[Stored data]

[start]

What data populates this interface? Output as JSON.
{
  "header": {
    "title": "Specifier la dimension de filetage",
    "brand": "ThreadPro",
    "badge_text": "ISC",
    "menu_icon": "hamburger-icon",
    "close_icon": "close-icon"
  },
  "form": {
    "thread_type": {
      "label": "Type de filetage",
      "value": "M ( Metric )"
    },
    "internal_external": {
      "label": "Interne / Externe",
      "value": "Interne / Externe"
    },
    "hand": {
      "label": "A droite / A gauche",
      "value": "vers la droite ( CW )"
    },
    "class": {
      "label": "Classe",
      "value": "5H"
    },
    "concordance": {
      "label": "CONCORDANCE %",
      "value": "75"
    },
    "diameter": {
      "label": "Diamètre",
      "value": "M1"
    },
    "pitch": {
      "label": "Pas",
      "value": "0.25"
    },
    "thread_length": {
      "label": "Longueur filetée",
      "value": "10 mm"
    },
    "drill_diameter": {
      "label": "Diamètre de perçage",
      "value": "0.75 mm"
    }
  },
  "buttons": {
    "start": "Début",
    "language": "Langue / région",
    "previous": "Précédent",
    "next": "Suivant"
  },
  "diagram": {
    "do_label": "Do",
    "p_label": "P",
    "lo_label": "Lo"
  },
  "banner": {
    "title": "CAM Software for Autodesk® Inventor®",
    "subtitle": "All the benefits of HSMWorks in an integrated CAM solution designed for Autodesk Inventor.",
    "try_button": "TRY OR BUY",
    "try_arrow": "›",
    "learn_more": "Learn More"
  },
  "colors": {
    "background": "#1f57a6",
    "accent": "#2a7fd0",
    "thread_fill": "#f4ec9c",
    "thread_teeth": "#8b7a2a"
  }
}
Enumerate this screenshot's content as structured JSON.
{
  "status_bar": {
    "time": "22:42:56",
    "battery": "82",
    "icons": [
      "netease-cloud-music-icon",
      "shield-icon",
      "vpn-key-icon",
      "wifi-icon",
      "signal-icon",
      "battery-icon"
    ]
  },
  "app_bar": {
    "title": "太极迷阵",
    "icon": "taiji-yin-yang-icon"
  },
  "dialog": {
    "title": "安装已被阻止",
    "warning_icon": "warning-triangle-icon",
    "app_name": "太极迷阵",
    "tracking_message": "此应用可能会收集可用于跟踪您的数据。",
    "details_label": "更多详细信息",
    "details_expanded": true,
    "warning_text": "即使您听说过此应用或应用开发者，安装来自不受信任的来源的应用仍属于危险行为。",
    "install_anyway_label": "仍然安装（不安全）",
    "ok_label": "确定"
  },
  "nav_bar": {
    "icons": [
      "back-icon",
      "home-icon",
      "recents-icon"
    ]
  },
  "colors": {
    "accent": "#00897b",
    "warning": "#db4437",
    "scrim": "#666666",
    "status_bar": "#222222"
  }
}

[end]

* GIVEN TASK *
Restate every entry word for word.

* EXERCISE RESPONSE *
What data populates this interface? Output as JSON.
{
  "header": {
    "title": "Specifier la dimension de filetage",
    "brand": "ThreadPro",
    "badge_text": "ISC",
    "menu_icon": "hamburger-icon",
    "close_icon": "close-icon"
  },
  "form": {
    "thread_type": {
      "label": "Type de filetage",
      "value": "M ( Metric )"
    },
    "internal_external": {
      "label": "Interne / Externe",
      "value": "Interne / Externe"
    },
    "hand": {
      "label": "A droite / A gauche",
      "value": "vers la droite ( CW )"
    },
    "class": {
      "label": "Classe",
      "value": "5H"
    },
    "concordance": {
      "label": "CONCORDANCE %",
      "value": "75"
    },
    "diameter": {
      "label": "Diamètre",
      "value": "M1"
    },
    "pitch": {
      "label": "Pas",
      "value": "0.25"
    },
    "thread_length": {
      "label": "Longueur filetée",
      "value": "10 mm"
    },
    "drill_diameter": {
      "label": "Diamètre de perçage",
      "value": "0.75 mm"
    }
  },
  "buttons": {
    "start": "Début",
    "language": "Langue / région",
    "previous": "Précédent",
    "next": "Suivant"
  },
  "diagram": {
    "do_label": "Do",
    "p_label": "P",
    "lo_label": "Lo"
  },
  "banner": {
    "title": "CAM Software for Autodesk® Inventor®",
    "subtitle": "All the benefits of HSMWorks in an integrated CAM solution designed for Autodesk Inventor.",
    "try_button": "TRY OR BUY",
    "try_arrow": "›",
    "learn_more": "Learn More"
  },
  "colors": {
    "background": "#1f57a6",
    "accent": "#2a7fd0",
    "thread_fill": "#f4ec9c",
    "thread_teeth": "#8b7a2a"
  }
}
Enumerate this screenshot's content as structured JSON.
{
  "status_bar": {
    "time": "22:42:56",
    "battery": "82",
    "icons": [
      "netease-cloud-music-icon",
      "shield-icon",
      "vpn-key-icon",
      "wifi-icon",
      "signal-icon",
      "battery-icon"
    ]
  },
  "app_bar": {
    "title": "太极迷阵",
    "icon": "taiji-yin-yang-icon"
  },
  "dialog": {
    "title": "安装已被阻止",
    "warning_icon": "warning-triangle-icon",
    "app_name": "太极迷阵",
    "tracking_message": "此应用可能会收集可用于跟踪您的数据。",
    "details_label": "更多详细信息",
    "details_expanded": true,
    "warning_text": "即使您听说过此应用或应用开发者，安装来自不受信任的来源的应用仍属于危险行为。",
    "install_anyway_label": "仍然安装（不安全）",
    "ok_label": "确定"
  },
  "nav_bar": {
    "icons": [
      "back-icon",
      "home-icon",
      "recents-icon"
    ]
  },
  "colors": {
    "accent": "#00897b",
    "warning": "#db4437",
    "scrim": "#666666",
    "status_bar": "#222222"
  }
}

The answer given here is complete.